> [PROBLEM REQUIREMENTS] Return all entries precisely as they stand, without the images.

> [PROVIDED DATA]
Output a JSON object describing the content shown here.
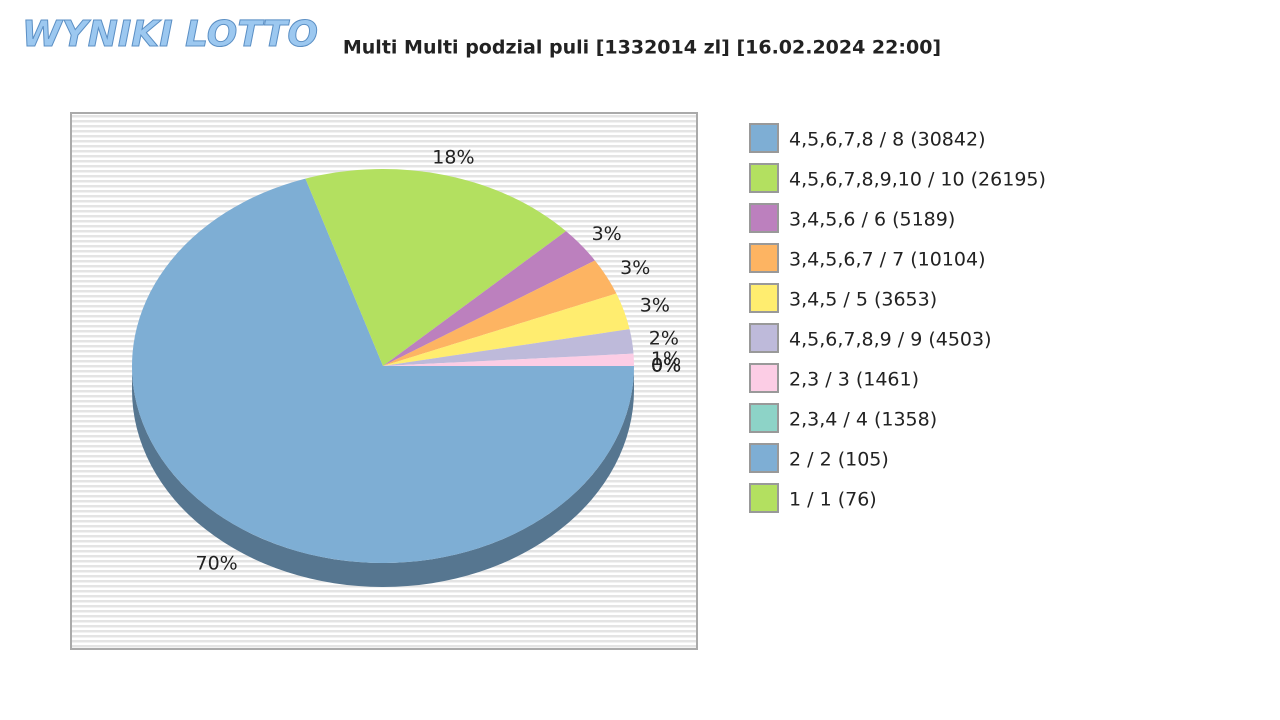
{
  "logo": "WYNIKI LOTTO",
  "chart_data": {
    "type": "pie",
    "title": "Multi Multi podzial puli [1332014 zl] [16.02.2024 22:00]",
    "categories": [
      "4,5,6,7,8 / 8 (30842)",
      "4,5,6,7,8,9,10 / 10 (26195)",
      "3,4,5,6 / 6 (5189)",
      "3,4,5,6,7 / 7 (10104)",
      "3,4,5 / 5 (3653)",
      "4,5,6,7,8,9 / 9 (4503)",
      "2,3 / 3 (1461)",
      "2,3,4 / 4 (1358)",
      "2 / 2 (105)",
      "1 / 1 (76)"
    ],
    "values": [
      70,
      18,
      3,
      3,
      3,
      2,
      1,
      0,
      0,
      0
    ],
    "value_labels": [
      "70%",
      "18%",
      "3%",
      "3%",
      "3%",
      "2%",
      "1%",
      "0%",
      "0%",
      "0%"
    ],
    "colors": [
      "#7eaed4",
      "#b3e060",
      "#bc80be",
      "#fdb462",
      "#ffed6f",
      "#bebada",
      "#fccde5",
      "#8dd3c7",
      "#7eaed4",
      "#b3e060"
    ]
  }
}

> [ANSWER FOR THIS EXERCISE]
Output a JSON object describing the content shown here.
{
  "logo": "WYNIKI LOTTO",
  "chart_data": {
    "type": "pie",
    "title": "Multi Multi podzial puli [1332014 zl] [16.02.2024 22:00]",
    "categories": [
      "4,5,6,7,8 / 8 (30842)",
      "4,5,6,7,8,9,10 / 10 (26195)",
      "3,4,5,6 / 6 (5189)",
      "3,4,5,6,7 / 7 (10104)",
      "3,4,5 / 5 (3653)",
      "4,5,6,7,8,9 / 9 (4503)",
      "2,3 / 3 (1461)",
      "2,3,4 / 4 (1358)",
      "2 / 2 (105)",
      "1 / 1 (76)"
    ],
    "values": [
      70,
      18,
      3,
      3,
      3,
      2,
      1,
      0,
      0,
      0
    ],
    "value_labels": [
      "70%",
      "18%",
      "3%",
      "3%",
      "3%",
      "2%",
      "1%",
      "0%",
      "0%",
      "0%"
    ],
    "colors": [
      "#7eaed4",
      "#b3e060",
      "#bc80be",
      "#fdb462",
      "#ffed6f",
      "#bebada",
      "#fccde5",
      "#8dd3c7",
      "#7eaed4",
      "#b3e060"
    ]
  }
}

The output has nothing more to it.